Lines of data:
————————

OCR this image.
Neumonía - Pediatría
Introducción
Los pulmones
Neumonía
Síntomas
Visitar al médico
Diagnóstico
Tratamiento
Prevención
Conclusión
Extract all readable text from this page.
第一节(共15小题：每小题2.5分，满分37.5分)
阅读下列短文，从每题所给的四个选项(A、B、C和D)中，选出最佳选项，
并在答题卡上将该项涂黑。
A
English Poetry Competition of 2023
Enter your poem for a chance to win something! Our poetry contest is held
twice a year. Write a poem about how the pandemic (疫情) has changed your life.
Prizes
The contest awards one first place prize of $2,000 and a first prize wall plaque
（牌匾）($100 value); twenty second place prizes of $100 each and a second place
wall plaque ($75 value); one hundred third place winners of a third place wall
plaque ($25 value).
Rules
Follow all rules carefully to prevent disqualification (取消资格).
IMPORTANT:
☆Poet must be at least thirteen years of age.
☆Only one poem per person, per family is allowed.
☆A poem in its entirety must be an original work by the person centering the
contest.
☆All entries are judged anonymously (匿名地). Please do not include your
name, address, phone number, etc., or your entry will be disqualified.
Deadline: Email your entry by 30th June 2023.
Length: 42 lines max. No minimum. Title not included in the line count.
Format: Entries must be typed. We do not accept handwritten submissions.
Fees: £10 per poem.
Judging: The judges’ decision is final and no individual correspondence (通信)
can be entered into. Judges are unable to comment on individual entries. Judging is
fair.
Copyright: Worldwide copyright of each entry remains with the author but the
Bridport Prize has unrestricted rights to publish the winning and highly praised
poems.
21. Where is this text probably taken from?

————————

(REQUEST)
Copy all lines of the listing above that contain the string "from".

(OUTPUT)
Extract all readable text from this page.
21. Where is this text probably taken from?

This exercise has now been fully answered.